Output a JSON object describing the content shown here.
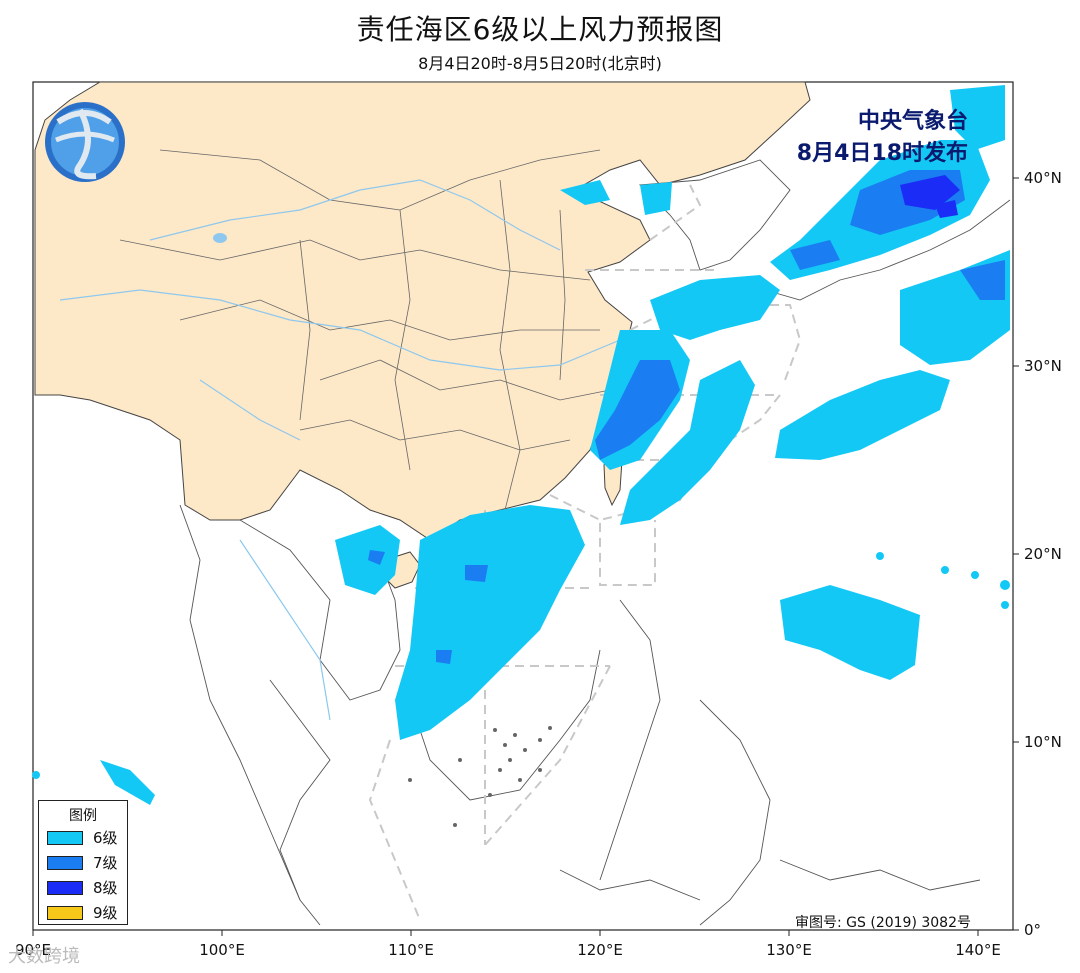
{
  "title": "责任海区6级以上风力预报图",
  "subtitle": "8月4日20时-8月5日20时(北京时)",
  "agency": {
    "name": "中央气象台",
    "issued": "8月4日18时发布"
  },
  "legend": {
    "title": "图例",
    "items": [
      {
        "label": "6级",
        "color": "#13c8f5"
      },
      {
        "label": "7级",
        "color": "#1a7df2"
      },
      {
        "label": "8级",
        "color": "#1a2cf5"
      },
      {
        "label": "9级",
        "color": "#f5c81a"
      }
    ]
  },
  "axes": {
    "x_ticks": [
      "90°E",
      "100°E",
      "110°E",
      "120°E",
      "130°E",
      "140°E"
    ],
    "y_ticks": [
      "40°N",
      "30°N",
      "20°N",
      "10°N",
      "0°"
    ]
  },
  "approval_number": "审图号: GS (2019) 3082号",
  "watermark": "大数跨境",
  "colors": {
    "land_china": "#fde8c8",
    "ocean": "#ffffff",
    "boundary": "#555555",
    "river": "#8ec8ee",
    "zone_lines": "#c8c8c8"
  }
}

────────────────────

In this exercise, set down all of the data exactly, without the pictures.

Output a JSON object describing the content shown here.
{
  "title": "责任海区6级以上风力预报图",
  "subtitle": "8月4日20时-8月5日20时(北京时)",
  "agency": {
    "name": "中央气象台",
    "issued": "8月4日18时发布"
  },
  "legend": {
    "title": "图例",
    "items": [
      {
        "label": "6级",
        "color": "#13c8f5"
      },
      {
        "label": "7级",
        "color": "#1a7df2"
      },
      {
        "label": "8级",
        "color": "#1a2cf5"
      },
      {
        "label": "9级",
        "color": "#f5c81a"
      }
    ]
  },
  "axes": {
    "x_ticks": [
      "90°E",
      "100°E",
      "110°E",
      "120°E",
      "130°E",
      "140°E"
    ],
    "y_ticks": [
      "40°N",
      "30°N",
      "20°N",
      "10°N",
      "0°"
    ]
  },
  "approval_number": "审图号: GS (2019) 3082号",
  "watermark": "大数跨境",
  "colors": {
    "land_china": "#fde8c8",
    "ocean": "#ffffff",
    "boundary": "#555555",
    "river": "#8ec8ee",
    "zone_lines": "#c8c8c8"
  }
}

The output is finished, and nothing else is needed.